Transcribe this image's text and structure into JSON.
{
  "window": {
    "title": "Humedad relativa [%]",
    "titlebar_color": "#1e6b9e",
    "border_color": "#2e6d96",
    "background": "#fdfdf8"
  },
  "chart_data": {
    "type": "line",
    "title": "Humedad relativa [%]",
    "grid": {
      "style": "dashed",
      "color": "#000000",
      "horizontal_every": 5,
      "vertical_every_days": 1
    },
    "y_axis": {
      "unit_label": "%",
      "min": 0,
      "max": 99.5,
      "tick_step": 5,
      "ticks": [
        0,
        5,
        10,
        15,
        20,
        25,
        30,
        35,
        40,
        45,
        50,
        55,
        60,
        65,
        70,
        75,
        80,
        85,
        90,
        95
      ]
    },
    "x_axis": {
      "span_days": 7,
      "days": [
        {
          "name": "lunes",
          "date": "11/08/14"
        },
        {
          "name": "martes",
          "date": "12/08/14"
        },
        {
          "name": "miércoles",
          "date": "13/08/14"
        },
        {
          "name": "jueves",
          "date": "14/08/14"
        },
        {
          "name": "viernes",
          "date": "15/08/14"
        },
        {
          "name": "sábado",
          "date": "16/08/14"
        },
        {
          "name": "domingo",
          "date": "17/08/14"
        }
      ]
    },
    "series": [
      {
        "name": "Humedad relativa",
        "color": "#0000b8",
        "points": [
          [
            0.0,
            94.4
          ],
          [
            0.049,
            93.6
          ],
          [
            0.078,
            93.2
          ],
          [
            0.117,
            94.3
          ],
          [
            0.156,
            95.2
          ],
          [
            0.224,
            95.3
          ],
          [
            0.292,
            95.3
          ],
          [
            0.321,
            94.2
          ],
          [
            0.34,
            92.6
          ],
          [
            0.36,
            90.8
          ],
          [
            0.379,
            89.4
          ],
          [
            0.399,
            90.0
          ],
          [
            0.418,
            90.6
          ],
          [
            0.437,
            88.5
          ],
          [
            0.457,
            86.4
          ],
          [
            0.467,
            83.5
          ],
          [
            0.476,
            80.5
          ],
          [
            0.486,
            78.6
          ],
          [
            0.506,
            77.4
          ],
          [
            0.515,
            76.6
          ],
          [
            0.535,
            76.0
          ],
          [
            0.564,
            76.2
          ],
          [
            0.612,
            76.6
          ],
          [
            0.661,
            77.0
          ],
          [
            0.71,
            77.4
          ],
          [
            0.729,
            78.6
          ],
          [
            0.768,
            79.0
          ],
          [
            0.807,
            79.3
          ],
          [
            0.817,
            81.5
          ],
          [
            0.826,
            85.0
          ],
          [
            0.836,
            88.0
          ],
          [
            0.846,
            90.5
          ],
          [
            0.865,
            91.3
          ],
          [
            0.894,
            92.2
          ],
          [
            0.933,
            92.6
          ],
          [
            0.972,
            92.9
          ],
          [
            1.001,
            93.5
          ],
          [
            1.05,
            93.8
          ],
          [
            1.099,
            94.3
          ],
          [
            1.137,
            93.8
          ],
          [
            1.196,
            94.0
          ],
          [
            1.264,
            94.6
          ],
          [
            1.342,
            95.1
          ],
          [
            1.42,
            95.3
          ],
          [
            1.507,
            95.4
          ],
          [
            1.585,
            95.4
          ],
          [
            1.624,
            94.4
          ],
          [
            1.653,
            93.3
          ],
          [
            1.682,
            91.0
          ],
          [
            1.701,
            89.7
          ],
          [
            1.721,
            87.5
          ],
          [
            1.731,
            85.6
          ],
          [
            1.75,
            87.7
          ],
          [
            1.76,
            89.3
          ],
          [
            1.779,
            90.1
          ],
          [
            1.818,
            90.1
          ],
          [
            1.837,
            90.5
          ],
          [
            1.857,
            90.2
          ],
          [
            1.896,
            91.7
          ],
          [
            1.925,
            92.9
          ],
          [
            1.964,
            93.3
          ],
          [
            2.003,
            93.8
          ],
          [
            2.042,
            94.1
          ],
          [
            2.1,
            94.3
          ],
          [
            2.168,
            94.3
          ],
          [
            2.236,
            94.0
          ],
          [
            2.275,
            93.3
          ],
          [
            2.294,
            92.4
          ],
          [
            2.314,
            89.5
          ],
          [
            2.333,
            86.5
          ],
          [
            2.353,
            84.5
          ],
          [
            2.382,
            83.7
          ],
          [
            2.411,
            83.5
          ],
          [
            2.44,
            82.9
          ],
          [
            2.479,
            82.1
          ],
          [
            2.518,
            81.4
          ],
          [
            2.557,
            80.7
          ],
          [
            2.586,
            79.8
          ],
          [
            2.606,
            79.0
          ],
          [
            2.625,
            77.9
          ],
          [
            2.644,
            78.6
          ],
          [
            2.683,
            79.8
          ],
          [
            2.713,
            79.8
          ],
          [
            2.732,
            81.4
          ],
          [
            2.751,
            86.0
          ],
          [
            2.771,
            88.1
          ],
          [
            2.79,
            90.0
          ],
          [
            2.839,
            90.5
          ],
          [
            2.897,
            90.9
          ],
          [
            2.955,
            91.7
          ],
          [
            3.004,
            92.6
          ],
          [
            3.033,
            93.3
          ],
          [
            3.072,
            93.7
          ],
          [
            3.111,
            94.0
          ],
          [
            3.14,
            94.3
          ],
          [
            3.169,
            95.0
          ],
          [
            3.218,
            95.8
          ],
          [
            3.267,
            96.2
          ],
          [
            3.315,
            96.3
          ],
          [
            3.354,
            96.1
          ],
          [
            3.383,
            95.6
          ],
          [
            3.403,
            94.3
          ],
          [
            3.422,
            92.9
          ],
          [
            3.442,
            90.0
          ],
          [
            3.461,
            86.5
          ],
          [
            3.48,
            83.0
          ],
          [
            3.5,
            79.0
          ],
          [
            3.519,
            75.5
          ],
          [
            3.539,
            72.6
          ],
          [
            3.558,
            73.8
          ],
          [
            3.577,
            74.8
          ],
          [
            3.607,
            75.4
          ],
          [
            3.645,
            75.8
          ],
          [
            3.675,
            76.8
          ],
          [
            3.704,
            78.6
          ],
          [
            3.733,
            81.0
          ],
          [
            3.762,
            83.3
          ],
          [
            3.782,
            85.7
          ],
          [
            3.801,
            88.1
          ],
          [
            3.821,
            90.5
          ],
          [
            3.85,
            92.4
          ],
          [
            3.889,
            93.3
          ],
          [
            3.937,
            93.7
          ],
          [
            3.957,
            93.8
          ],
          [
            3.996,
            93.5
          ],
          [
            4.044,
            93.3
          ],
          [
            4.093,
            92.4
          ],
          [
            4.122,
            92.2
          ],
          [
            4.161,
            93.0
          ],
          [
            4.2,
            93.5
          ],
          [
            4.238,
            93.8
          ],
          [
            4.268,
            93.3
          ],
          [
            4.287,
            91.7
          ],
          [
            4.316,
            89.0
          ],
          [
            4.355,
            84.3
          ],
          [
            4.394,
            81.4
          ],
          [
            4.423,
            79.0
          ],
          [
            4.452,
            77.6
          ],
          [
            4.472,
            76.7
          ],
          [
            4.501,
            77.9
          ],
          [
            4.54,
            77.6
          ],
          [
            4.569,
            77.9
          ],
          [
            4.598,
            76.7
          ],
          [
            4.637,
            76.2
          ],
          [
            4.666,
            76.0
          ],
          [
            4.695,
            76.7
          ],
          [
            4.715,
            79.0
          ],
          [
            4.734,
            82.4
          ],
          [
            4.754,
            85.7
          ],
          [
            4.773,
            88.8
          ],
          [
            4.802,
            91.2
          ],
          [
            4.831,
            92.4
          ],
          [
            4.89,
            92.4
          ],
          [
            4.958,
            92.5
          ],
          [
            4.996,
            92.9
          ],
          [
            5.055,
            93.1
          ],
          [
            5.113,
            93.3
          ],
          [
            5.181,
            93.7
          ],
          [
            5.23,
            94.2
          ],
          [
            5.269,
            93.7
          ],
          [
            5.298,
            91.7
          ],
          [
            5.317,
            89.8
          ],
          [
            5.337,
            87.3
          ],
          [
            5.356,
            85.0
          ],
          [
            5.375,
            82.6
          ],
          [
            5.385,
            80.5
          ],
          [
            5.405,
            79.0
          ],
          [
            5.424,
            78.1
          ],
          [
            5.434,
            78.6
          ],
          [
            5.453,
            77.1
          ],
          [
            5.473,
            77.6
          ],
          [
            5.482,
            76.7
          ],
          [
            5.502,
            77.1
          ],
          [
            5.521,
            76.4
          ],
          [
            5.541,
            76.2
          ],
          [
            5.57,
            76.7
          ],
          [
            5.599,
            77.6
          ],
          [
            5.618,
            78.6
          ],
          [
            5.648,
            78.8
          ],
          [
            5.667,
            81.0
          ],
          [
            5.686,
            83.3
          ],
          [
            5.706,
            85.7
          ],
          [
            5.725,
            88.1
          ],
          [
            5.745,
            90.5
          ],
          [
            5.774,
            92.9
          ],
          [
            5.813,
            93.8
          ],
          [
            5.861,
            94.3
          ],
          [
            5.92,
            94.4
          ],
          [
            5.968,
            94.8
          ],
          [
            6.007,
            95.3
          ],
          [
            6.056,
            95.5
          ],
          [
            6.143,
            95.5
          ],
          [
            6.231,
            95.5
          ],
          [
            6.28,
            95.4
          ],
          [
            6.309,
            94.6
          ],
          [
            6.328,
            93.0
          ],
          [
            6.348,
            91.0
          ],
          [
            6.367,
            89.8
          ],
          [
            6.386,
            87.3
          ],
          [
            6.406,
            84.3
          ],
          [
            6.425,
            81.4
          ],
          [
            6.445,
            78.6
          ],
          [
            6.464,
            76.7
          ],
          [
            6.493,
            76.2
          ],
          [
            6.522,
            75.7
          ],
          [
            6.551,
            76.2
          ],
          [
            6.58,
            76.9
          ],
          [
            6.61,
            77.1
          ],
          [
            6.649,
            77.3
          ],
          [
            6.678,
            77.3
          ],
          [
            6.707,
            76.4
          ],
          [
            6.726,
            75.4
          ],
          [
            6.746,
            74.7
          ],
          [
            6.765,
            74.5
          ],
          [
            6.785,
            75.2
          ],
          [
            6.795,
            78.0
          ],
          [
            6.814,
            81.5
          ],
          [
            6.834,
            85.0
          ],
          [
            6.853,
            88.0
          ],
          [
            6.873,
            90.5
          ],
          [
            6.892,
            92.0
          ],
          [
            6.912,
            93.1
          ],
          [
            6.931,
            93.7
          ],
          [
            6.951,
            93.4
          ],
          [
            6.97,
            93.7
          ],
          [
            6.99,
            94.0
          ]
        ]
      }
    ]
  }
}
▬▬▬
### Stated goal
Copy, from the material above, each line in which the string "date" occurs.

### Final answer
          "date": "11/08/14"
          "date": "12/08/14"
          "date": "13/08/14"
          "date": "14/08/14"
          "date": "15/08/14"
          "date": "16/08/14"
          "date": "17/08/14"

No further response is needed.